### Written problem:
Return the listing below in full, with every line exactly as it is.

(A run of records)

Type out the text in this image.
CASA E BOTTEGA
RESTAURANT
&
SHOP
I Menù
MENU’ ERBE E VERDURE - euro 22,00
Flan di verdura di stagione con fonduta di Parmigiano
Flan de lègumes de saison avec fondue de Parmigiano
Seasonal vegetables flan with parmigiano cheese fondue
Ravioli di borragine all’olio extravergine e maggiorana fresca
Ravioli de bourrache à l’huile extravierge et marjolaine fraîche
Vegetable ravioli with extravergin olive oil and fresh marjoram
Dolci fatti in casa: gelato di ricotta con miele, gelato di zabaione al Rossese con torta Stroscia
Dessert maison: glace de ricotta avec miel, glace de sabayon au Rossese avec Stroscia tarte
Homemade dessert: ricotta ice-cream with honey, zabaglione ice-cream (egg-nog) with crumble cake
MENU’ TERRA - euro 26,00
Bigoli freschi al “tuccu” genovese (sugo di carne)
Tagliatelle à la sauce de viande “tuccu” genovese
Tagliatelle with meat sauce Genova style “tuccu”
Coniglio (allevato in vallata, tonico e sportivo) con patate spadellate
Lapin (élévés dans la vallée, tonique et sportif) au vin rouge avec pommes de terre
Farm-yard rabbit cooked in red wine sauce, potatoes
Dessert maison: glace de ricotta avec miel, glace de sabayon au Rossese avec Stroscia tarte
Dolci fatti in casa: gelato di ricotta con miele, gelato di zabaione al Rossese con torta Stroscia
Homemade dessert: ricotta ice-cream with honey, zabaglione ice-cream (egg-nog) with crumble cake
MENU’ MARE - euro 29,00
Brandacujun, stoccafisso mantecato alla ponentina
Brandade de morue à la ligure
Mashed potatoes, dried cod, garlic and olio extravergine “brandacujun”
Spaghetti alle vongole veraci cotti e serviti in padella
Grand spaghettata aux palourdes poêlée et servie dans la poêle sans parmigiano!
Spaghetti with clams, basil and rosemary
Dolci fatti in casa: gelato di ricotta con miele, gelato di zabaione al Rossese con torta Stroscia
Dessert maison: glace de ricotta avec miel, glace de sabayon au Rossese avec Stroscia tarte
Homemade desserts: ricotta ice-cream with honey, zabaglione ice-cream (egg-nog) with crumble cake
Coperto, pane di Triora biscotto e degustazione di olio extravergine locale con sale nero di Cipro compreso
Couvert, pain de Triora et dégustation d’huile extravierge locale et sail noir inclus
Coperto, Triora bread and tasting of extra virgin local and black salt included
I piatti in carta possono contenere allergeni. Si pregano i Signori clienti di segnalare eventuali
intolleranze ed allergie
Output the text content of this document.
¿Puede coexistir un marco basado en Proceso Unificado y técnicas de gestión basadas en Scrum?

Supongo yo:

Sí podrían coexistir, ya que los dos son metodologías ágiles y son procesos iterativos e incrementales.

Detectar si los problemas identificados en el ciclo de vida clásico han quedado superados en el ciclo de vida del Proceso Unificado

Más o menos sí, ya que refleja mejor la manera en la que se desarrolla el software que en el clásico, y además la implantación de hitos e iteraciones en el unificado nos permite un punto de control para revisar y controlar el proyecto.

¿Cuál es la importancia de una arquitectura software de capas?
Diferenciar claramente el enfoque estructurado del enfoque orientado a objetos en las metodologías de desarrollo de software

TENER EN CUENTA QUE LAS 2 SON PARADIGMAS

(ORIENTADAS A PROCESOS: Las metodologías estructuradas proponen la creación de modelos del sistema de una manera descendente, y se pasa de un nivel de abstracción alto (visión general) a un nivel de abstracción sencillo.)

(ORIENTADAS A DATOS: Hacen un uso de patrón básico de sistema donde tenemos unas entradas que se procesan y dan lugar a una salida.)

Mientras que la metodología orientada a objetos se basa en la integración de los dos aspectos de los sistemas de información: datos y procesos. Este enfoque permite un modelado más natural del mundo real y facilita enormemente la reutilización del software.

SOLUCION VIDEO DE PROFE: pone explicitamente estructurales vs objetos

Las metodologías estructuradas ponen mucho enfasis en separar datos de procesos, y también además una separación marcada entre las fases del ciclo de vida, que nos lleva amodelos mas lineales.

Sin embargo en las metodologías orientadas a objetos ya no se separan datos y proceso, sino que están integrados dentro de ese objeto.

### Solution:
Type out the text in this image.
CASA E BOTTEGA
RESTAURANT
&
SHOP
I Menù
MENU’ ERBE E VERDURE - euro 22,00
Flan di verdura di stagione con fonduta di Parmigiano
Flan de lègumes de saison avec fondue de Parmigiano
Seasonal vegetables flan with parmigiano cheese fondue
Ravioli di borragine all’olio extravergine e maggiorana fresca
Ravioli de bourrache à l’huile extravierge et marjolaine fraîche
Vegetable ravioli with extravergin olive oil and fresh marjoram
Dolci fatti in casa: gelato di ricotta con miele, gelato di zabaione al Rossese con torta Stroscia
Dessert maison: glace de ricotta avec miel, glace de sabayon au Rossese avec Stroscia tarte
Homemade dessert: ricotta ice-cream with honey, zabaglione ice-cream (egg-nog) with crumble cake
MENU’ TERRA - euro 26,00
Bigoli freschi al “tuccu” genovese (sugo di carne)
Tagliatelle à la sauce de viande “tuccu” genovese
Tagliatelle with meat sauce Genova style “tuccu”
Coniglio (allevato in vallata, tonico e sportivo) con patate spadellate
Lapin (élévés dans la vallée, tonique et sportif) au vin rouge avec pommes de terre
Farm-yard rabbit cooked in red wine sauce, potatoes
Dessert maison: glace de ricotta avec miel, glace de sabayon au Rossese avec Stroscia tarte
Dolci fatti in casa: gelato di ricotta con miele, gelato di zabaione al Rossese con torta Stroscia
Homemade dessert: ricotta ice-cream with honey, zabaglione ice-cream (egg-nog) with crumble cake
MENU’ MARE - euro 29,00
Brandacujun, stoccafisso mantecato alla ponentina
Brandade de morue à la ligure
Mashed potatoes, dried cod, garlic and olio extravergine “brandacujun”
Spaghetti alle vongole veraci cotti e serviti in padella
Grand spaghettata aux palourdes poêlée et servie dans la poêle sans parmigiano!
Spaghetti with clams, basil and rosemary
Dolci fatti in casa: gelato di ricotta con miele, gelato di zabaione al Rossese con torta Stroscia
Dessert maison: glace de ricotta avec miel, glace de sabayon au Rossese avec Stroscia tarte
Homemade desserts: ricotta ice-cream with honey, zabaglione ice-cream (egg-nog) with crumble cake
Coperto, pane di Triora biscotto e degustazione di olio extravergine locale con sale nero di Cipro compreso
Couvert, pain de Triora et dégustation d’huile extravierge locale et sail noir inclus
Coperto, Triora bread and tasting of extra virgin local and black salt included
I piatti in carta possono contenere allergeni. Si pregano i Signori clienti di segnalare eventuali
intolleranze ed allergie
Output the text content of this document.
¿Puede coexistir un marco basado en Proceso Unificado y técnicas de gestión basadas en Scrum?

Supongo yo:

Sí podrían coexistir, ya que los dos son metodologías ágiles y son procesos iterativos e incrementales.

Detectar si los problemas identificados en el ciclo de vida clásico han quedado superados en el ciclo de vida del Proceso Unificado

Más o menos sí, ya que refleja mejor la manera en la que se desarrolla el software que en el clásico, y además la implantación de hitos e iteraciones en el unificado nos permite un punto de control para revisar y controlar el proyecto.

¿Cuál es la importancia de una arquitectura software de capas?
Diferenciar claramente el enfoque estructurado del enfoque orientado a objetos en las metodologías de desarrollo de software

TENER EN CUENTA QUE LAS 2 SON PARADIGMAS

(ORIENTADAS A PROCESOS: Las metodologías estructuradas proponen la creación de modelos del sistema de una manera descendente, y se pasa de un nivel de abstracción alto (visión general) a un nivel de abstracción sencillo.)

(ORIENTADAS A DATOS: Hacen un uso de patrón básico de sistema donde tenemos unas entradas que se procesan y dan lugar a una salida.)

Mientras que la metodología orientada a objetos se basa en la integración de los dos aspectos de los sistemas de información: datos y procesos. Este enfoque permite un modelado más natural del mundo real y facilita enormemente la reutilización del software.

SOLUCION VIDEO DE PROFE: pone explicitamente estructurales vs objetos

Las metodologías estructuradas ponen mucho enfasis en separar datos de procesos, y también además una separación marcada entre las fases del ciclo de vida, que nos lleva amodelos mas lineales.

Sin embargo en las metodologías orientadas a objetos ya no se separan datos y proceso, sino que están integrados dentro de ese objeto.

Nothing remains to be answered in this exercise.